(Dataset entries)

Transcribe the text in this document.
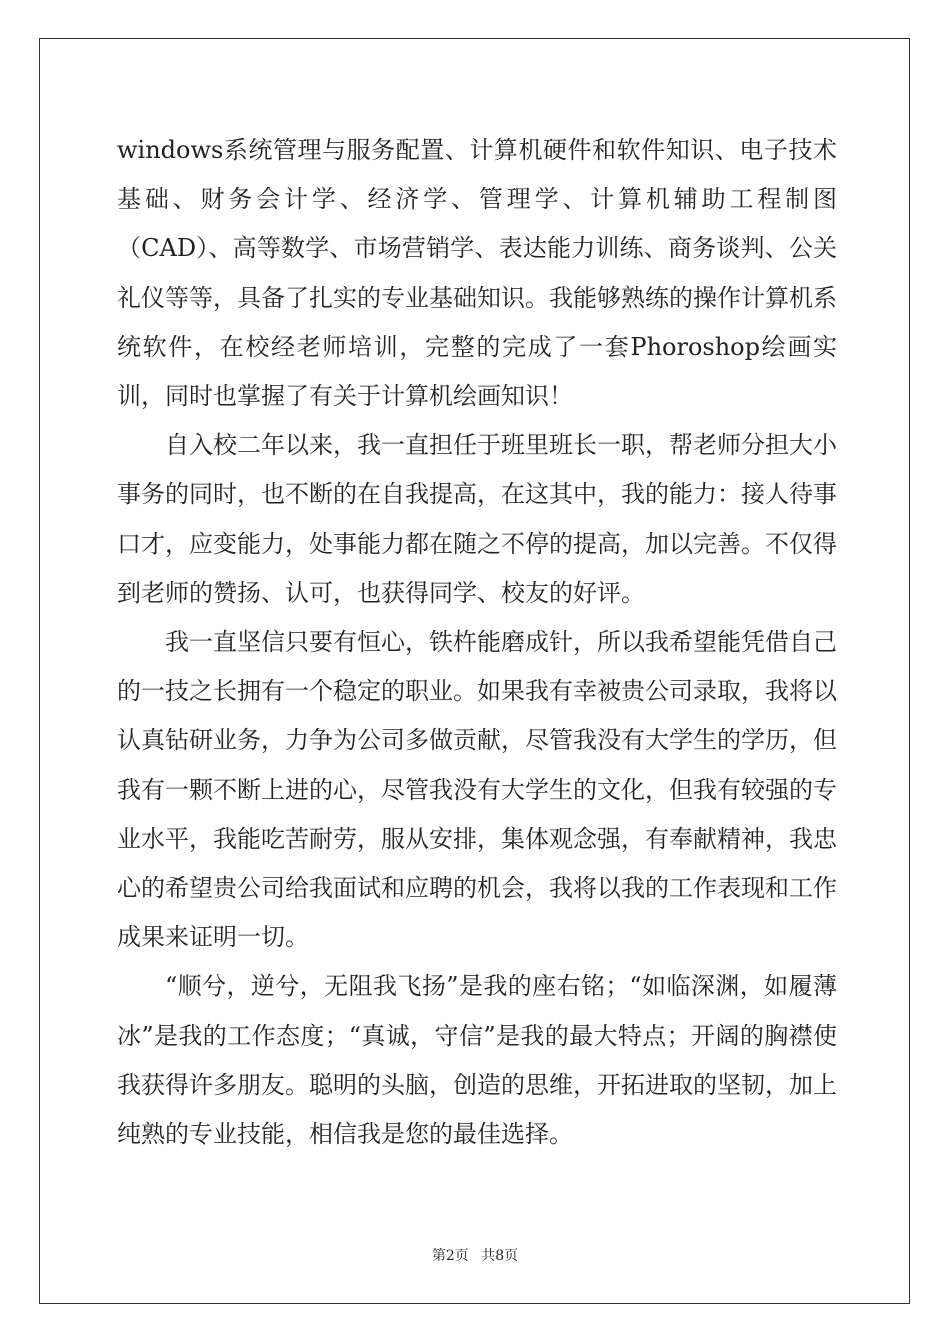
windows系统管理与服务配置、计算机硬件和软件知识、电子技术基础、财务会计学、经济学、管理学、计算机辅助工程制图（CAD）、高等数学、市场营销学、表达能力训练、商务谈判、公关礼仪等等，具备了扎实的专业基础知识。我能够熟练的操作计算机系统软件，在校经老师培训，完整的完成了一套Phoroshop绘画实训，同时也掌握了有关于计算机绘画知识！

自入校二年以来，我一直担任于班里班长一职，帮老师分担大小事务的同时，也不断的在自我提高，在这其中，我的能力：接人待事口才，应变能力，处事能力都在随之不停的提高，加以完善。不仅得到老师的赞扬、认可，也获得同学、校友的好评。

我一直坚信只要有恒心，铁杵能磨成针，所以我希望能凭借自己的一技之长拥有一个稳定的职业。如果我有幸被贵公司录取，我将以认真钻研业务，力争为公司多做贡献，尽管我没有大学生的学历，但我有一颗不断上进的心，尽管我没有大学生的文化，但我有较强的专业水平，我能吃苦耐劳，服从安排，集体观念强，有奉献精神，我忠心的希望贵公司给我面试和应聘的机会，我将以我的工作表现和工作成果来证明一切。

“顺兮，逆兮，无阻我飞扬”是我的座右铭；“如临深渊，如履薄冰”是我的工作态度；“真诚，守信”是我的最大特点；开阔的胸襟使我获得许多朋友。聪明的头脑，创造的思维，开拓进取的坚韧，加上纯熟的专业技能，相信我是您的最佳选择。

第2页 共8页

* * *

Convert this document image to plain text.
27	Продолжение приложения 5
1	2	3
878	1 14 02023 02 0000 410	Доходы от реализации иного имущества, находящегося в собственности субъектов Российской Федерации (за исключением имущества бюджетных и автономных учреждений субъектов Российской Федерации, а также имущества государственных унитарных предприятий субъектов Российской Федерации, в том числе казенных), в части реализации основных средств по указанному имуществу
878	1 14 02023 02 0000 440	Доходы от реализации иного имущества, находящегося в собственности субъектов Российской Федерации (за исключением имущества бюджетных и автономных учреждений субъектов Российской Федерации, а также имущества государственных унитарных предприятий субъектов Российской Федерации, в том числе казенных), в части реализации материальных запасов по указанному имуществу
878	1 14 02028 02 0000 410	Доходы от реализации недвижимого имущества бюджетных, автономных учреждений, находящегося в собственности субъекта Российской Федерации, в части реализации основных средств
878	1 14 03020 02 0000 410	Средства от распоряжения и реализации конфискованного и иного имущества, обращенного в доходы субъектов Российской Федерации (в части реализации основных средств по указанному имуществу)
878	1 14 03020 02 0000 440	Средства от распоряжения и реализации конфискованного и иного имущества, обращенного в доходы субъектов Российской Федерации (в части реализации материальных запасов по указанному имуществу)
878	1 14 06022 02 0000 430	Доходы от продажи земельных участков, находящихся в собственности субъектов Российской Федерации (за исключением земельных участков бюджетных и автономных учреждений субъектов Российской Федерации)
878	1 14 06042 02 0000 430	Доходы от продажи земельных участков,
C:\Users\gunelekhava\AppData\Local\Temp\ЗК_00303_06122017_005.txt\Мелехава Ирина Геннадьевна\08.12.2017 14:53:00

■ What the task requires: Each line in the entries above that includes the string "Средства" should be extracted.

■ Expected answer:
878	1 14 03020 02 0000 410	Средства от распоряжения и реализации конфискованного и иного имущества, обращенного в доходы субъектов Российской Федерации (в части реализации основных средств по указанному имуществу)
878	1 14 03020 02 0000 440	Средства от распоряжения и реализации конфискованного и иного имущества, обращенного в доходы субъектов Российской Федерации (в части реализации материальных запасов по указанному имуществу)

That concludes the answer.